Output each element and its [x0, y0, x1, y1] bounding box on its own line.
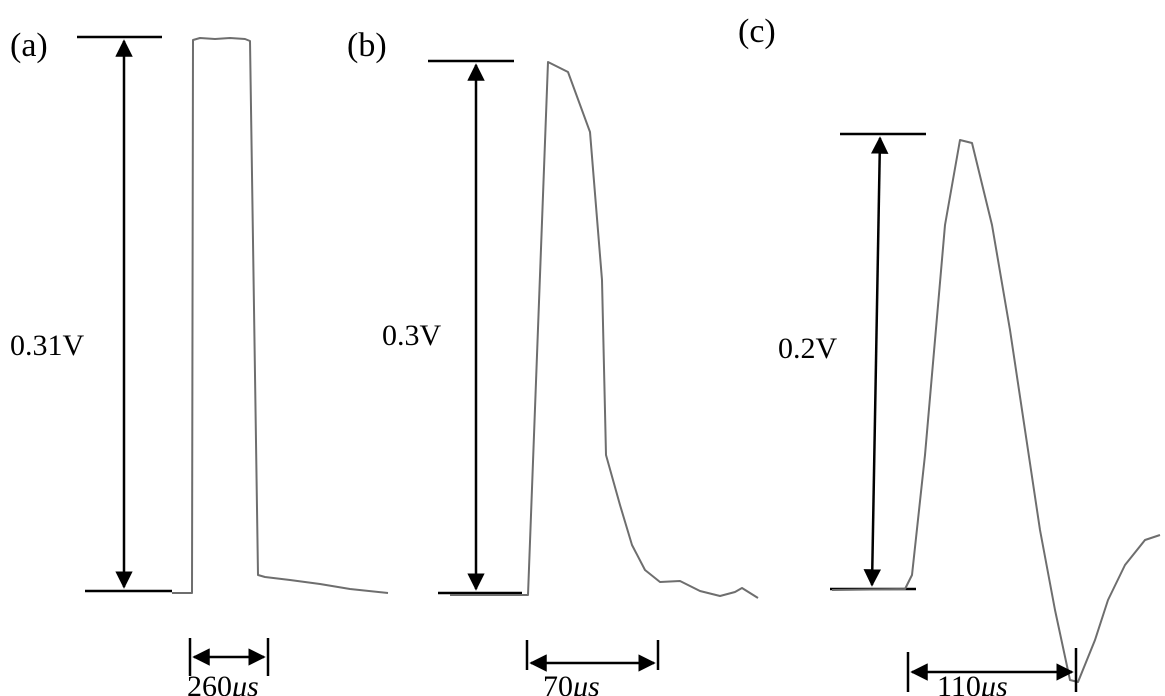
panel-c-amplitude-label: 0.2V: [778, 332, 838, 365]
panel-c: (c) 0.2V 110μs: [738, 13, 1161, 696]
panel-c-width-unit: μs: [980, 670, 1008, 696]
panel-a-amplitude-label: 0.31V: [10, 329, 85, 362]
panel-b-amplitude-label: 0.3V: [382, 319, 442, 352]
panel-b-width-value: 70: [543, 670, 573, 696]
panel-a-label: (a): [10, 27, 48, 64]
panel-b-label: (b): [347, 27, 387, 64]
panel-c-waveform: [831, 139, 1161, 683]
panel-a-width-label: 260μs: [187, 670, 259, 696]
panel-a: (a) 0.31V 260μs: [10, 27, 389, 696]
panel-a-width-unit: μs: [231, 670, 259, 696]
panel-b-width-unit: μs: [572, 670, 600, 696]
panel-b-waveform: [450, 61, 759, 599]
panel-b: (b) 0.3V 70μs: [347, 27, 759, 696]
panel-a-waveform: [172, 37, 389, 594]
panel-c-width-value: 110: [937, 670, 981, 696]
panel-a-width-value: 260: [187, 670, 232, 696]
panel-b-width-label: 70μs: [543, 670, 600, 696]
panel-c-amplitude-arrow: [863, 136, 889, 587]
panel-c-label: (c): [738, 13, 776, 50]
panel-c-width-label: 110μs: [937, 670, 1008, 696]
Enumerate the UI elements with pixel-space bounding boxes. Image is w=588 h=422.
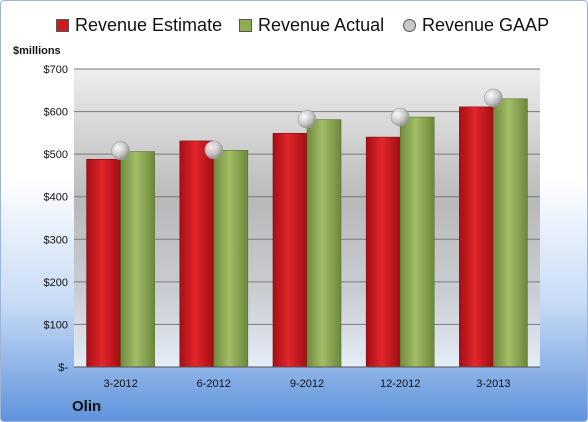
legend-swatch-estimate: [56, 19, 69, 32]
marker-gaap: [204, 140, 224, 160]
legend-item-actual: Revenue Actual: [239, 15, 384, 36]
legend-label-actual: Revenue Actual: [258, 15, 385, 35]
bar-estimate: [86, 158, 121, 368]
y-tick-label: $400: [44, 192, 68, 204]
bar-actual: [306, 119, 342, 368]
marker-gaap: [297, 109, 317, 129]
bar-actual: [399, 116, 435, 368]
x-tick-label: 3-2012: [103, 378, 137, 390]
y-tick-label: $600: [44, 107, 68, 119]
marker-gaap: [484, 88, 503, 108]
y-tick-label: $300: [44, 234, 68, 246]
legend-swatch-actual: [239, 19, 252, 32]
legend-item-estimate: Revenue Estimate: [56, 15, 222, 36]
legend-item-gaap: Revenue GAAP: [403, 15, 549, 36]
y-axis-unit-label: $millions: [13, 45, 61, 57]
bar-estimate: [365, 136, 401, 368]
bar-actual: [493, 98, 528, 368]
y-tick-label: $-: [58, 362, 68, 374]
x-tick-label: 9-2012: [290, 378, 324, 390]
bar-actual: [213, 150, 249, 368]
marker-gaap: [111, 141, 130, 161]
y-tick-label: $100: [44, 319, 68, 331]
bar-estimate: [272, 132, 308, 368]
x-tick-label: 12-2012: [380, 378, 420, 390]
company-name: Olin: [72, 398, 102, 415]
marker-gaap: [390, 107, 410, 127]
legend-label-estimate: Revenue Estimate: [75, 15, 223, 35]
legend-swatch-gaap: [403, 19, 416, 32]
legend-label-gaap: Revenue GAAP: [422, 15, 550, 35]
y-tick-label: $700: [44, 64, 68, 76]
x-tick-label: 3-2013: [476, 378, 510, 390]
y-tick-label: $200: [44, 277, 68, 289]
bar-estimate: [459, 106, 494, 368]
bar-actual: [120, 151, 155, 368]
legend: Revenue Estimate Revenue Actual Revenue …: [1, 15, 587, 43]
y-tick-label: $500: [44, 149, 68, 161]
x-tick-label: 6-2012: [197, 378, 231, 390]
bar-estimate: [179, 140, 215, 368]
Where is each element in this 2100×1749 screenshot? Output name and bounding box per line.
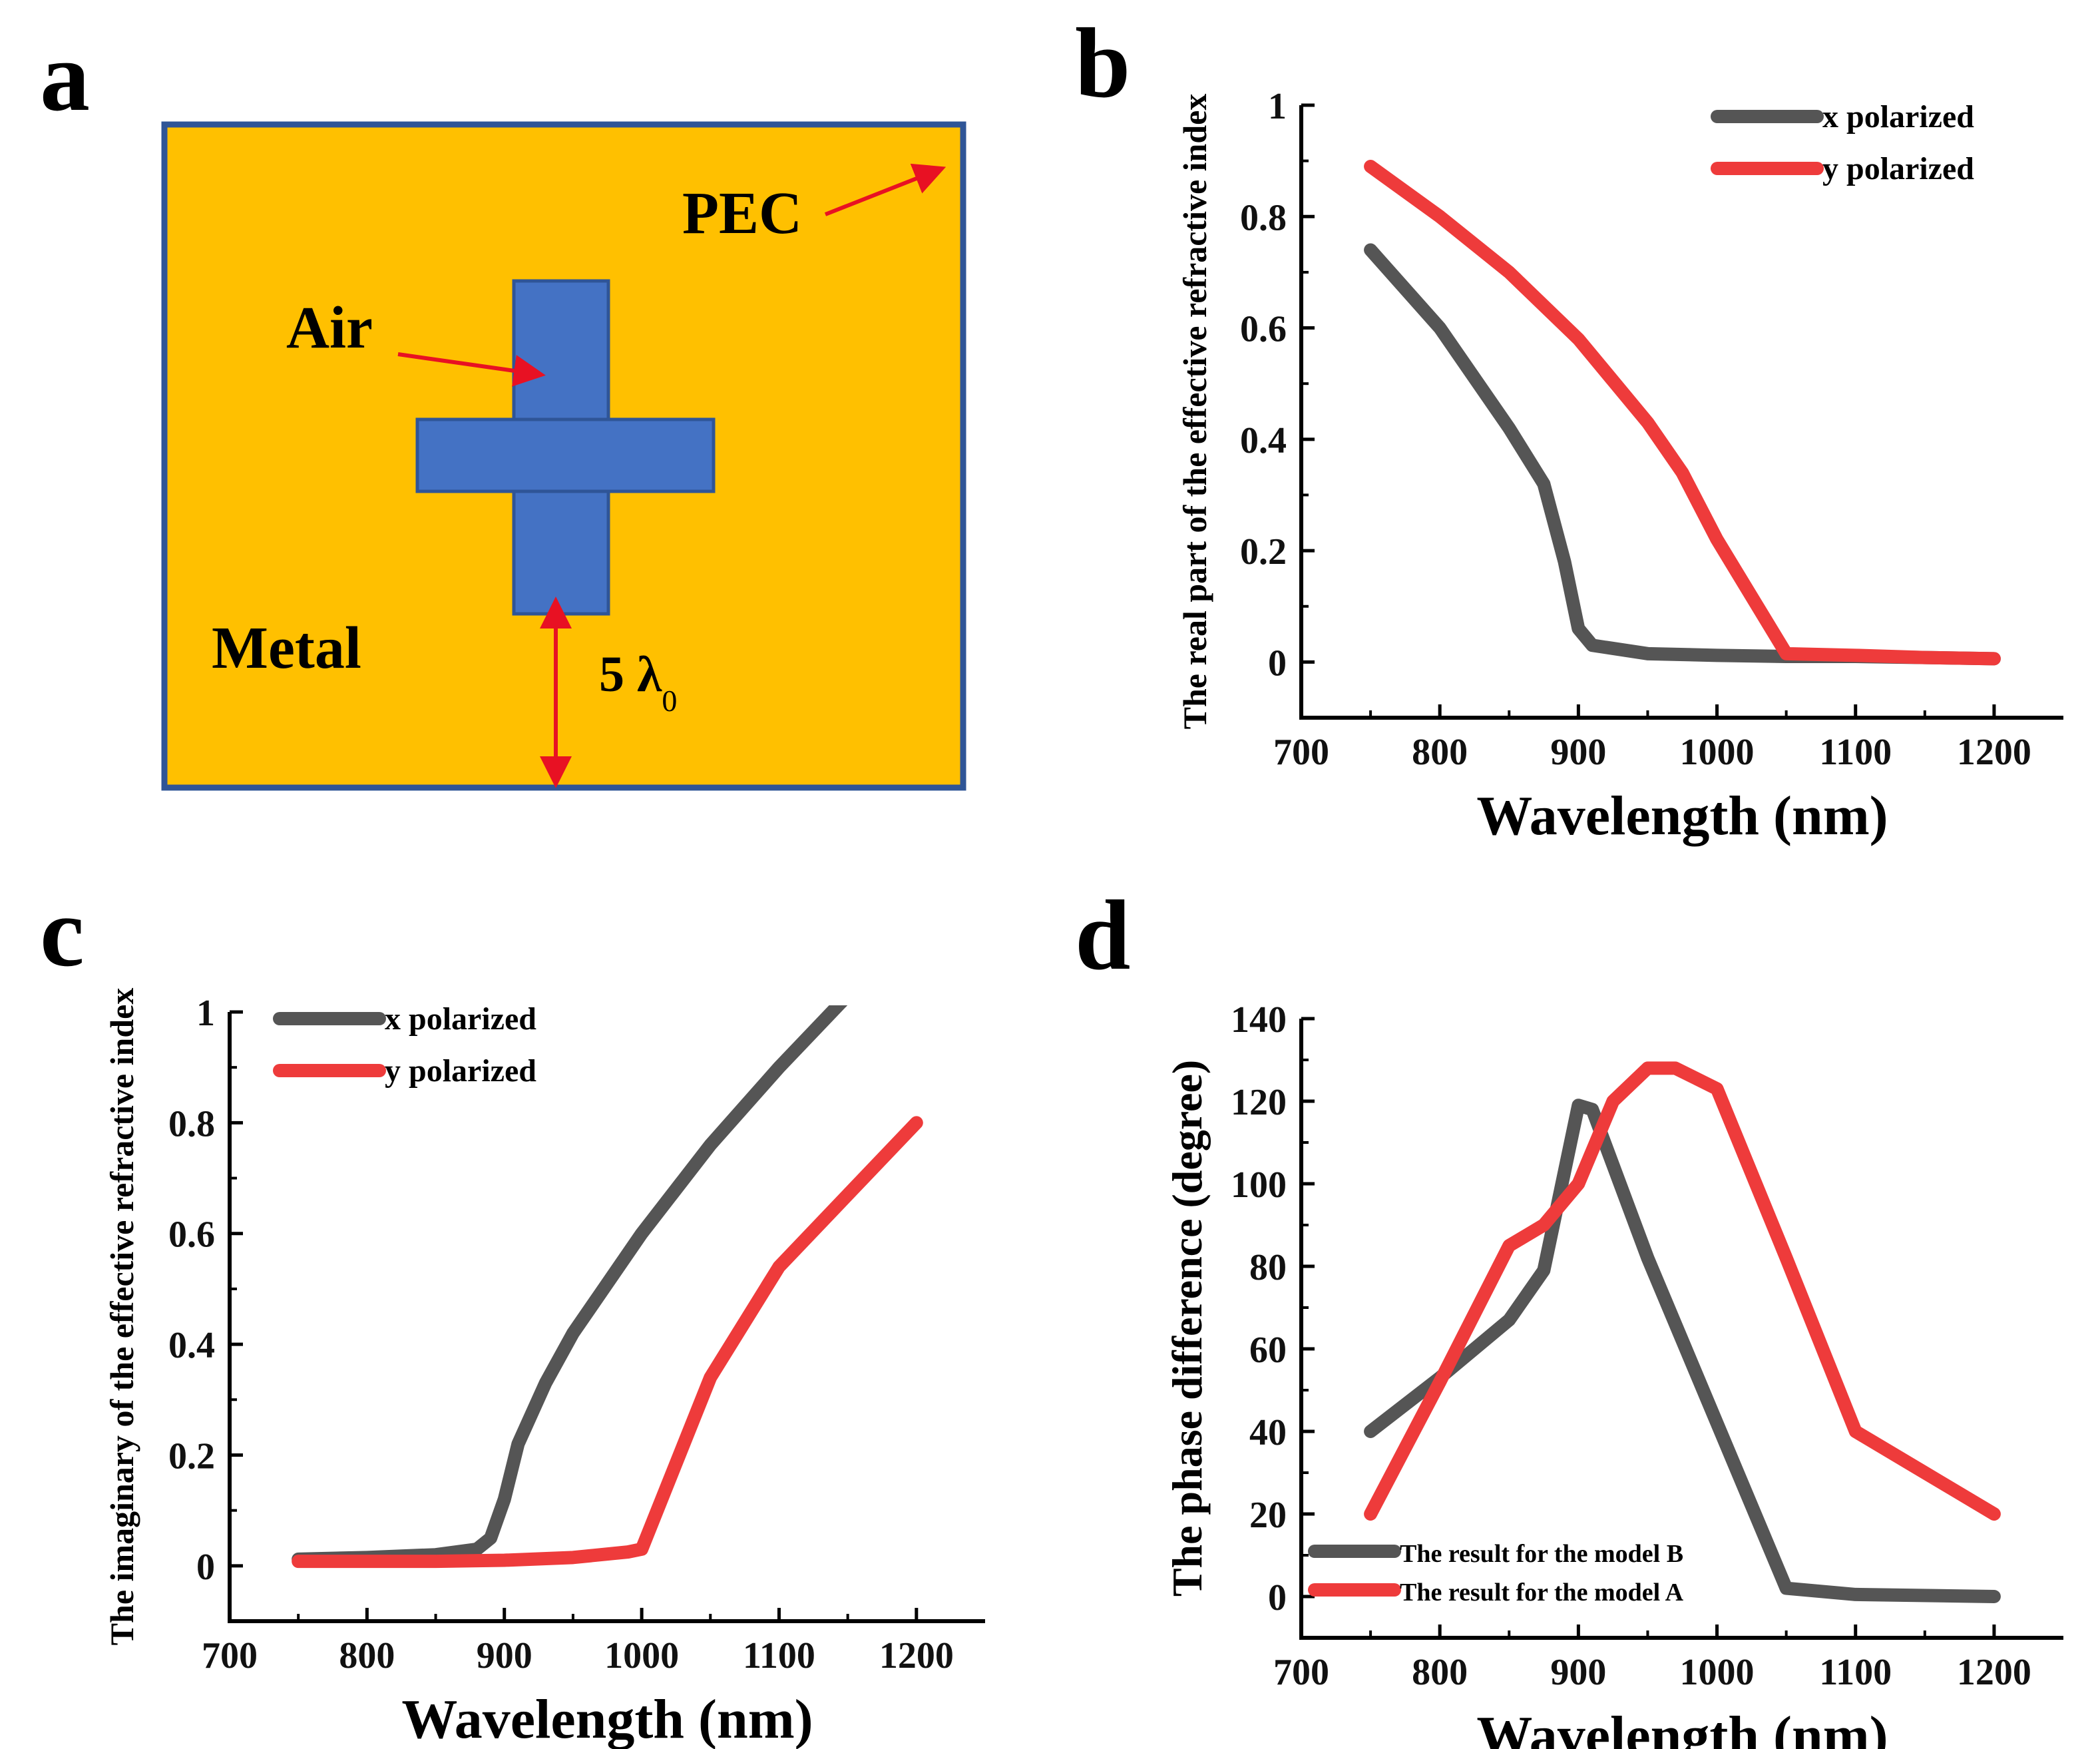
pec-arrow (824, 163, 946, 216)
x-tick-label: 1200 (1957, 732, 2031, 773)
y-tick-label: 120 (1231, 1082, 1287, 1123)
y-tick-label: 140 (1231, 999, 1287, 1041)
legend-label: y polarized (385, 1053, 536, 1089)
x-tick-label: 1200 (879, 1635, 954, 1676)
waveguide-diagram: PEC Air Metal 5 λ0 (161, 121, 966, 791)
y-tick-label: 0 (1268, 642, 1287, 684)
y-axis-label: The real part of the effective refractiv… (1176, 94, 1213, 730)
air-arrow (397, 352, 546, 387)
panel-label-c: c (40, 877, 85, 987)
y-tick-label: 100 (1231, 1164, 1287, 1206)
x-tick-label: 1000 (1680, 732, 1755, 773)
x-tick-label: 700 (1273, 732, 1329, 773)
panel-label-d: d (1075, 880, 1131, 991)
plot-c: 700 800 900 1000 1100 1200 0 0.2 0.4 0.6 0.8 1 Wavel… (103, 988, 985, 1749)
pec-label: PEC (682, 180, 802, 246)
x-axis-label: Wavelength (nm) (401, 1688, 813, 1749)
y-tick-label: 20 (1249, 1495, 1287, 1536)
series-line-the-result-for-the-model-b (1364, 1099, 2001, 1603)
x-tick-label: 1000 (604, 1635, 679, 1676)
series-line-y-polarized (1364, 160, 2001, 666)
x-tick-label: 900 (477, 1635, 532, 1676)
x-tick-label: 1100 (1819, 1652, 1892, 1693)
y-axis-label: The phase difference (degree) (1163, 1060, 1211, 1597)
metal-label: Metal (212, 615, 361, 681)
y-tick-label: 80 (1249, 1247, 1287, 1288)
y-tick-label: 60 (1249, 1330, 1287, 1371)
y-tick-label: 1 (196, 993, 215, 1034)
x-tick-label: 1000 (1680, 1652, 1755, 1693)
x-tick-label: 1100 (1819, 732, 1892, 773)
y-tick-label: 0.2 (1240, 531, 1287, 573)
y-tick-label: 0 (196, 1547, 215, 1588)
x-axis-label: Wavelength (nm) (1476, 785, 1888, 847)
y-tick-label: 0.8 (1240, 197, 1287, 238)
legend-label: x polarized (1822, 99, 1974, 134)
y-tick-label: 0.6 (168, 1214, 215, 1256)
y-axis-label: The imaginary of the effective refractiv… (103, 988, 140, 1646)
x-axis-label: Wavelength (nm) (1476, 1705, 1888, 1749)
x-tick-label: 900 (1550, 732, 1606, 773)
x-tick-label: 700 (1273, 1652, 1329, 1693)
series-line-the-result-for-the-model-a (1364, 1061, 2001, 1521)
x-tick-label: 800 (1412, 732, 1468, 773)
plot-d: 700 800 900 1000 1100 1200 0 20 40 60 80 100 120 140 W… (1163, 999, 2063, 1749)
y-tick-label: 1 (1268, 86, 1287, 127)
y-tick-label: 0.6 (1240, 309, 1287, 350)
legend-label: y polarized (1822, 151, 1974, 186)
panel-label-b: b (1075, 8, 1131, 119)
y-tick-label: 0.8 (168, 1103, 215, 1144)
x-tick-label: 1100 (743, 1635, 815, 1676)
series-line-y-polarized (292, 1116, 923, 1569)
x-tick-label: 700 (202, 1635, 258, 1676)
x-tick-label: 1200 (1957, 1652, 2031, 1693)
y-tick-label: 40 (1249, 1412, 1287, 1453)
distance-label: 5 λ0 (599, 646, 677, 718)
x-tick-label: 800 (1412, 1652, 1468, 1693)
x-tick-label: 900 (1550, 1652, 1606, 1693)
y-tick-label: 0.4 (1240, 420, 1287, 461)
y-tick-label: 0.2 (168, 1435, 215, 1477)
air-label: Air (286, 295, 373, 361)
panel-label-a: a (40, 21, 90, 132)
legend-label: The result for the model B (1400, 1540, 1683, 1568)
y-tick-label: 0 (1268, 1577, 1287, 1619)
y-tick-label: 0.4 (168, 1325, 215, 1366)
plot-b: 700 800 900 1000 1100 1200 0 0.2 0.4 0.6 0.8 1 Wavel… (1176, 86, 2063, 847)
x-tick-label: 800 (339, 1635, 395, 1676)
legend-label: The result for the model A (1400, 1579, 1684, 1607)
legend-label: x polarized (385, 1001, 536, 1037)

- - -

#### [SET TASK]
Rewrite everything from the line containing "pec-arrow (824, 163, 946, 216)" down to the line containing "y-tick-label: 0 (1268, 642, 1287, 684)", replacing "y-tick-label" with "y-axis-tick" wherever it occurs and changing nothing else.

#### [RESULT FOR THIS TASK]
pec-arrow (824, 163, 946, 216)
x-tick-label: 1200 (1957, 732, 2031, 773)
y-axis-tick: 120 (1231, 1082, 1287, 1123)
y-axis-tick: 140 (1231, 999, 1287, 1041)
legend-label: y polarized (385, 1053, 536, 1089)
x-tick-label: 1200 (879, 1635, 954, 1676)
waveguide-diagram: PEC Air Metal 5 λ0 (161, 121, 966, 791)
y-axis-tick: 0 (1268, 642, 1287, 684)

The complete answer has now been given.